* Start Data supplied *

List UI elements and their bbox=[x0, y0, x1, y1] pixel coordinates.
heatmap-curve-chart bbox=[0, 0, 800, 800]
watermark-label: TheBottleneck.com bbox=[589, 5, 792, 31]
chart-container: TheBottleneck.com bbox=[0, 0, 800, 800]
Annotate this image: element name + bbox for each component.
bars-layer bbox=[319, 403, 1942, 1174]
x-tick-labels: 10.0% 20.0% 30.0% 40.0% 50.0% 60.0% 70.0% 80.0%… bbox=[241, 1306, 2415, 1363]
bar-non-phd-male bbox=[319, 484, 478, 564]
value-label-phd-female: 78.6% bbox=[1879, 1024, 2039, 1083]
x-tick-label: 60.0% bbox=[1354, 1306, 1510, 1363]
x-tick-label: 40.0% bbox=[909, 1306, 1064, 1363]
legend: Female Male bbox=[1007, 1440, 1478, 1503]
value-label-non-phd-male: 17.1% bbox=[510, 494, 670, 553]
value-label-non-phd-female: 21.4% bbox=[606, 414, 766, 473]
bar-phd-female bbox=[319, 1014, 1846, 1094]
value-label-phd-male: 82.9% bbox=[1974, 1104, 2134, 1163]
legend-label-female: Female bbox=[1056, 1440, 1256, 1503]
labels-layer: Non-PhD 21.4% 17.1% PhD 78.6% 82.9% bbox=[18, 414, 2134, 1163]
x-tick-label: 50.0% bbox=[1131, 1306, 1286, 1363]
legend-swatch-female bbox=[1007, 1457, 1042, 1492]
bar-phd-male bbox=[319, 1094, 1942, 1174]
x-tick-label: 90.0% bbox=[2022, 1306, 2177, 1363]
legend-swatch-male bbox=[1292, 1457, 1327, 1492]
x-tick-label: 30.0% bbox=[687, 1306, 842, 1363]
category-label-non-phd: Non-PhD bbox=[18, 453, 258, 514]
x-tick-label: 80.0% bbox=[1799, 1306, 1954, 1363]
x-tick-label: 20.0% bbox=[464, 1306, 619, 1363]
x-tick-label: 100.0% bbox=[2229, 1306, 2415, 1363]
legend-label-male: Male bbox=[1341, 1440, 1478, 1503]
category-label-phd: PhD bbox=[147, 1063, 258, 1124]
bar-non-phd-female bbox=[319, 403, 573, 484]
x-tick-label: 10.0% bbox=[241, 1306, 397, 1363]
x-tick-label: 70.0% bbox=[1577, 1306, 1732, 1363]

* End Data supplied *

• [Task brief]
Render every line of the data above as a Markdown table with the columns Row and Text. Number the rows and leave out blank lines.

• [Expected answer]
| Row | Text |
|---|---|
| 1 | List UI elements and their bbox=[x0, y0, x1, y1] pixel coordinates. |
| 2 | heatmap-curve-chart bbox=[0, 0, 800, 800] |
| 3 | watermark-label: TheBottleneck.com bbox=[589, 5, 792, 31] |
| 4 | chart-container: TheBottleneck.com bbox=[0, 0, 800, 800] |
| 5 | Annotate this image: element name + bbox for each component. |
| 6 | bars-layer bbox=[319, 403, 1942, 1174] |
| 7 | x-tick-labels: 10.0% 20.0% 30.0% 40.0% 50.0% 60.0% 70.0% 80.0%… bbox=[241, 1306, 2415, 1363] |
| 8 | bar-non-phd-male bbox=[319, 484, 478, 564] |
| 9 | value-label-phd-female: 78.6% bbox=[1879, 1024, 2039, 1083] |
| 10 | x-tick-label: 60.0% bbox=[1354, 1306, 1510, 1363] |
| 11 | x-tick-label: 40.0% bbox=[909, 1306, 1064, 1363] |
| 12 | legend: Female Male bbox=[1007, 1440, 1478, 1503] |
| 13 | value-label-non-phd-male: 17.1% bbox=[510, 494, 670, 553] |
| 14 | value-label-non-phd-female: 21.4% bbox=[606, 414, 766, 473] |
| 15 | bar-phd-female bbox=[319, 1014, 1846, 1094] |
| 16 | value-label-phd-male: 82.9% bbox=[1974, 1104, 2134, 1163] |
| 17 | legend-label-female: Female bbox=[1056, 1440, 1256, 1503] |
| 18 | labels-layer: Non-PhD 21.4% 17.1% PhD 78.6% 82.9% bbox=[18, 414, 2134, 1163] |
| 19 | x-tick-label: 50.0% bbox=[1131, 1306, 1286, 1363] |
| 20 | legend-swatch-female bbox=[1007, 1457, 1042, 1492] |
| 21 | bar-phd-male bbox=[319, 1094, 1942, 1174] |
| 22 | x-tick-label: 90.0% bbox=[2022, 1306, 2177, 1363] |
| 23 | legend-swatch-male bbox=[1292, 1457, 1327, 1492] |
| 24 | x-tick-label: 30.0% bbox=[687, 1306, 842, 1363] |
| 25 | category-label-non-phd: Non-PhD bbox=[18, 453, 258, 514] |
| 26 | x-tick-label: 80.0% bbox=[1799, 1306, 1954, 1363] |
| 27 | x-tick-label: 20.0% bbox=[464, 1306, 619, 1363] |
| 28 | x-tick-label: 100.0% bbox=[2229, 1306, 2415, 1363] |
| 29 | legend-label-male: Male bbox=[1341, 1440, 1478, 1503] |
| 30 | category-label-phd: PhD bbox=[147, 1063, 258, 1124] |
| 31 | bar-non-phd-female bbox=[319, 403, 573, 484] |
| 32 | x-tick-label: 10.0% bbox=[241, 1306, 397, 1363] |
| 33 | x-tick-label: 70.0% bbox=[1577, 1306, 1732, 1363] |